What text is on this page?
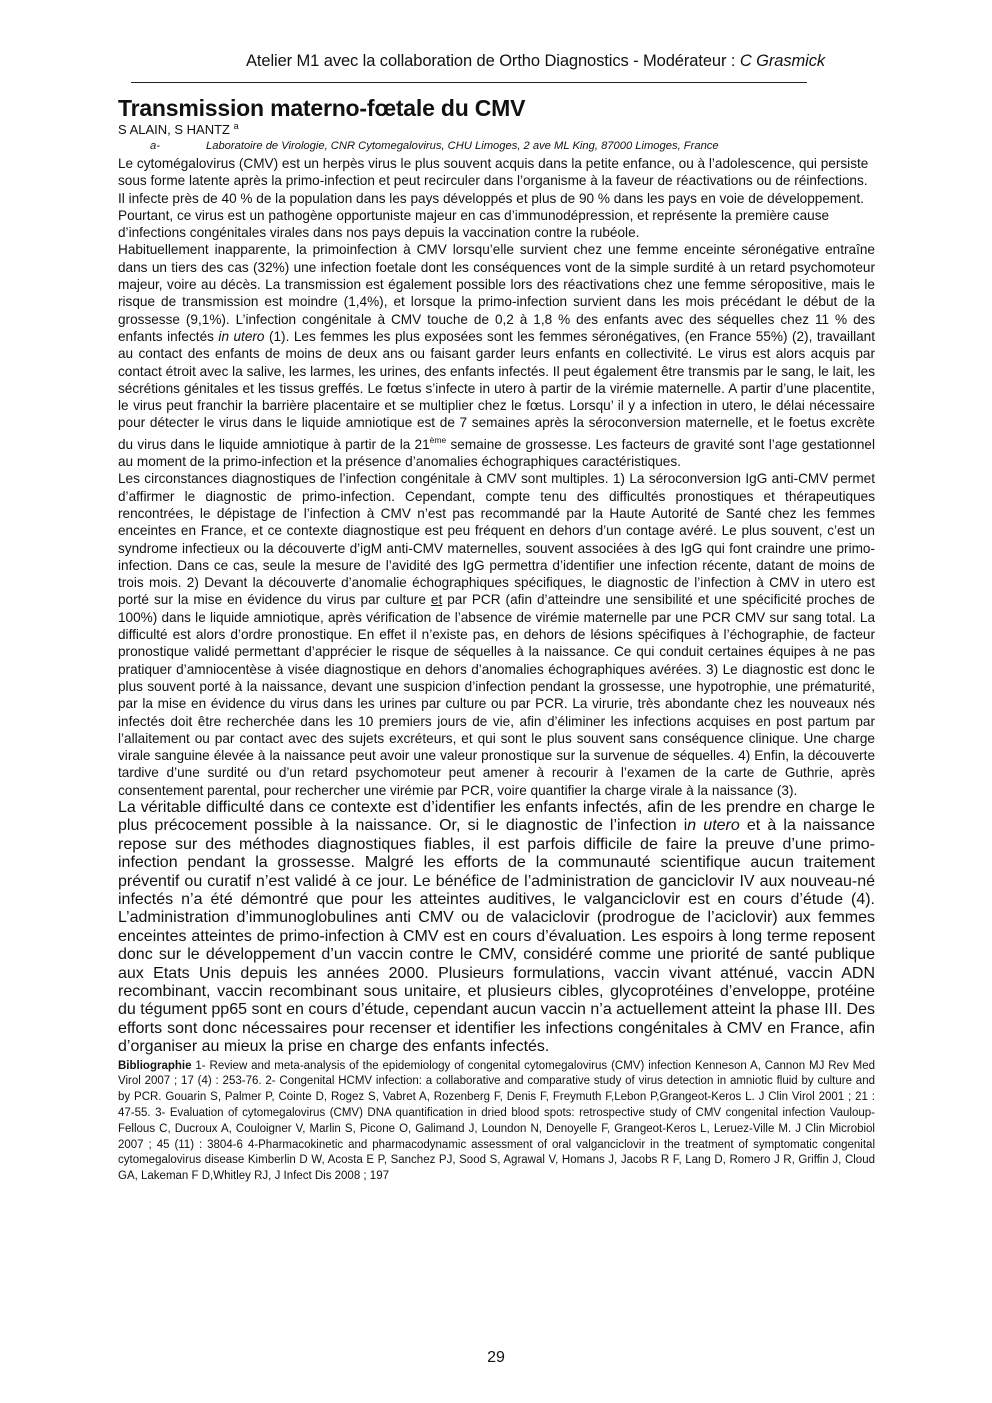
Atelier M1 avec la collaboration de Ortho Diagnostics - Modérateur : C Grasmick
Transmission materno-fœtale du CMV
S ALAIN, S HANTZ $^a$
a-	Laboratoire de Virologie, CNR Cytomegalovirus, CHU Limoges, 2 ave ML King, 87000 Limoges, France

Le cytomégalovirus (CMV) est un herpès virus le plus souvent acquis dans la petite enfance, ou à l’adolescence, qui persiste sous forme latente après la primo-infection et peut recirculer dans l’organisme à la faveur de réactivations ou de réinfections. Il infecte près de 40 % de la population dans les pays développés et plus de 90 % dans les pays en voie de développement. Pourtant, ce virus est un pathogène opportuniste majeur en cas d’immunodépression, et représente la première cause d’infections congénitales virales dans nos pays depuis la vaccination contre la rubéole.

Habituellement inapparente, la primoinfection à CMV lorsqu’elle survient chez une femme enceinte séronégative entraîne dans un tiers des cas (32%) une infection foetale dont les conséquences vont de la simple surdité à un retard psychomoteur majeur, voire au décès. La transmission est également possible lors des réactivations chez une femme séropositive, mais le risque de transmission est moindre (1,4%), et lorsque la primo-infection survient dans les mois précédant le début de la grossesse (9,1%). L’infection congénitale à CMV touche de 0,2 à 1,8 % des enfants avec des séquelles chez 11 % des enfants infectés in utero (1). Les femmes les plus exposées sont les femmes séronégatives, (en France 55%) (2), travaillant au contact des enfants de moins de deux ans ou faisant garder leurs enfants en collectivité. Le virus est alors acquis par contact étroit avec la salive, les larmes, les urines, des enfants infectés. Il peut également être transmis par le sang, le lait, les sécrétions génitales et les tissus greffés. Le fœtus s’infecte in utero à partir de la virémie maternelle. A partir d’une placentite, le virus peut franchir la barrière placentaire et se multiplier chez le fœtus. Lorsqu’ il y a infection in utero, le délai nécessaire pour détecter le virus dans le liquide amniotique est de 7 semaines après la séroconversion maternelle, et le foetus excrète du virus dans le liquide amniotique à partir de la 21ème semaine de grossesse. Les facteurs de gravité sont l’age gestationnel au moment de la primo-infection et la présence d’anomalies échographiques caractéristiques.

Les circonstances diagnostiques de l’infection congénitale à CMV sont multiples. 1) La séroconversion IgG anti-CMV permet d’affirmer le diagnostic de primo-infection. Cependant, compte tenu des difficultés pronostiques et thérapeutiques rencontrées, le dépistage de l’infection à CMV n’est pas recommandé par la Haute Autorité de Santé chez les femmes enceintes en France, et ce contexte diagnostique est peu fréquent en dehors d’un contage avéré. Le plus souvent, c’est un syndrome infectieux ou la découverte d’igM anti-CMV maternelles, souvent associées à des IgG qui font craindre une primo-infection. Dans ce cas, seule la mesure de l’avidité des IgG permettra d’identifier une infection récente, datant de moins de trois mois. 2) Devant la découverte d’anomalie échographiques spécifiques, le diagnostic de l’infection à CMV in utero est porté sur la mise en évidence du virus par culture et par PCR (afin d’atteindre une sensibilité et une spécificité proches de 100%) dans le liquide amniotique, après vérification de l’absence de virémie maternelle par une PCR CMV sur sang total. La difficulté est alors d’ordre pronostique. En effet il n’existe pas, en dehors de lésions spécifiques à l’échographie, de facteur pronostique validé permettant d’apprécier le risque de séquelles à la naissance. Ce qui conduit certaines équipes à ne pas pratiquer d’amniocentèse à visée diagnostique en dehors d’anomalies échographiques avérées. 3) Le diagnostic est donc le plus souvent porté à la naissance, devant une suspicion d’infection pendant la grossesse, une hypotrophie, une prématurité, par la mise en évidence du virus dans les urines par culture ou par PCR. La virurie, très abondante chez les nouveaux nés infectés doit être recherchée dans les 10 premiers jours de vie, afin d’éliminer les infections acquises en post partum par l’allaitement ou par contact avec des sujets excréteurs, et qui sont le plus souvent sans conséquence clinique. Une charge virale sanguine élevée à la naissance peut avoir une valeur pronostique sur la survenue de séquelles. 4) Enfin, la découverte tardive d’une surdité ou d’un retard psychomoteur peut amener à recourir à l’examen de la carte de Guthrie, après consentement parental, pour rechercher une virémie par PCR, voire quantifier la charge virale à la naissance (3).

La véritable difficulté dans ce contexte est d’identifier les enfants infectés, afin de les prendre en charge le plus précocement possible à la naissance. Or, si le diagnostic de l’infection in utero et à la naissance repose sur des méthodes diagnostiques fiables, il est parfois difficile de faire la preuve d’une primo-infection pendant la grossesse. Malgré les efforts de la communauté scientifique aucun traitement préventif ou curatif n’est validé à ce jour. Le bénéfice de l’administration de ganciclovir IV aux nouveau-né infectés n’a été démontré que pour les atteintes auditives, le valganciclovir est en cours d’étude (4). L’administration d’immunoglobulines anti CMV ou de valaciclovir (prodrogue de l’aciclovir) aux femmes enceintes atteintes de primo-infection à CMV est en cours d’évaluation. Les espoirs à long terme reposent donc sur le développement d’un vaccin contre le CMV, considéré comme une priorité de santé publique aux Etats Unis depuis les années 2000. Plusieurs formulations, vaccin vivant atténué, vaccin ADN recombinant, vaccin recombinant sous unitaire, et plusieurs cibles, glycoprotéines d’enveloppe, protéine du tégument pp65 sont en cours d’étude, cependant aucun vaccin n’a actuellement atteint la phase III. Des efforts sont donc nécessaires pour recenser et identifier les infections congénitales à CMV en France, afin d’organiser au mieux la prise en charge des enfants infectés.

Bibliographie 1- Review and meta-analysis of the epidemiology of congenital cytomegalovirus (CMV) infection Kenneson A, Cannon MJ Rev Med Virol 2007 ; 17 (4) : 253-76. 2- Congenital HCMV infection: a collaborative and comparative study of virus detection in amniotic fluid by culture and by PCR. Gouarin S, Palmer P, Cointe D, Rogez S, Vabret A, Rozenberg F, Denis F, Freymuth F,Lebon P,Grangeot-Keros L. J Clin Virol 2001 ; 21 : 47-55. 3- Evaluation of cytomegalovirus (CMV) DNA quantification in dried blood spots: retrospective study of CMV congenital infection Vauloup-Fellous C, Ducroux A, Couloigner V, Marlin S, Picone O, Galimand J, Loundon N, Denoyelle F, Grangeot-Keros L, Leruez-Ville M. J Clin Microbiol 2007 ; 45 (11) : 3804-6 4-Pharmacokinetic and pharmacodynamic assessment of oral valganciclovir in the treatment of symptomatic congenital cytomegalovirus disease Kimberlin D W, Acosta E P, Sanchez PJ, Sood S, Agrawal V, Homans J, Jacobs R F, Lang D, Romero J R, Griffin J, Cloud GA, Lakeman F D,Whitley RJ, J Infect Dis 2008 ; 197

29
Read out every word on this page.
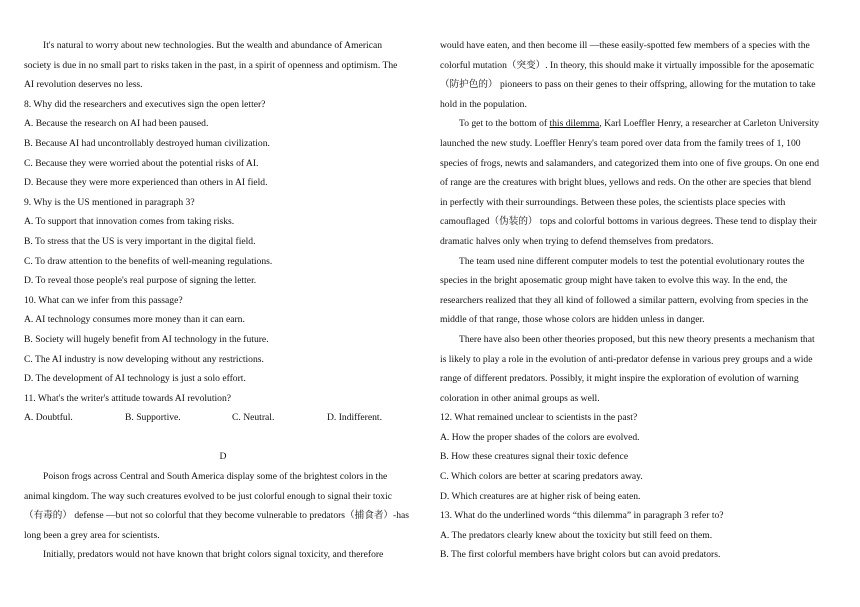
It's natural to worry about new technologies. But the wealth and abundance of American
society is due in no small part to risks taken in the past, in a spirit of openness and optimism. The
AI revolution deserves no less.
8. Why did the researchers and executives sign the open letter?
A. Because the research on AI had been paused.
B. Because AI had uncontrollably destroyed human civilization.
C. Because they were worried about the potential risks of AI.
D. Because they were more experienced than others in AI field.
9. Why is the US mentioned in paragraph 3?
A. To support that innovation comes from taking risks.
B. To stress that the US is very important in the digital field.
C. To draw attention to the benefits of well-meaning regulations.
D. To reveal those people's real purpose of signing the letter.
10. What can we infer from this passage?
A. AI technology consumes more money than it can earn.
B. Society will hugely benefit from AI technology in the future.
C. The AI industry is now developing without any restrictions.
D. The development of AI technology is just a solo effort.
11. What's the writer's attitude towards AI revolution?
A. Doubtful.	B. Supportive.	C. Neutral.	D. Indifferent.
D
Poison frogs across Central and South America display some of the brightest colors in the
animal kingdom. The way such creatures evolved to be just colorful enough to signal their toxic
（有毒的） defense —but not so colorful that they become vulnerable to predators（捕食者）-has
long been a grey area for scientists.
Initially, predators would not have known that bright colors signal toxicity, and therefore
would have eaten, and then become ill —these easily-spotted few members of a species with the
colorful mutation（突变）. In theory, this should make it virtually impossible for the aposematic
（防护色的） pioneers to pass on their genes to their offspring, allowing for the mutation to take
hold in the population.
To get to the bottom of this dilemma, Karl Loeffler Henry, a researcher at Carleton University
launched the new study. Loeffler Henry's team pored over data from the family trees of 1, 100
species of frogs, newts and salamanders, and categorized them into one of five groups. On one end
of range are the creatures with bright blues, yellows and reds. On the other are species that blend
in perfectly with their surroundings. Between these poles, the scientists place species with
camouflaged（伪装的） tops and colorful bottoms in various degrees. These tend to display their
dramatic halves only when trying to defend themselves from predators.
The team used nine different computer models to test the potential evolutionary routes the
species in the bright aposematic group might have taken to evolve this way. In the end, the
researchers realized that they all kind of followed a similar pattern, evolving from species in the
middle of that range, those whose colors are hidden unless in danger.
There have also been other theories proposed, but this new theory presents a mechanism that
is likely to play a role in the evolution of anti-predator defense in various prey groups and a wide
range of different predators. Possibly, it might inspire the exploration of evolution of warning
coloration in other animal groups as well.
12. What remained unclear to scientists in the past?
A. How the proper shades of the colors are evolved.
B. How these creatures signal their toxic defence
C. Which colors are better at scaring predators away.
D. Which creatures are at higher risk of being eaten.
13. What do the underlined words “this dilemma” in paragraph 3 refer to?
A. The predators clearly knew about the toxicity but still feed on them.
B. The first colorful members have bright colors but can avoid predators.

____________________

**Requirement:**
Provide the number of lines holding the word "page" within the material, without any other text.

**Answer space:**
2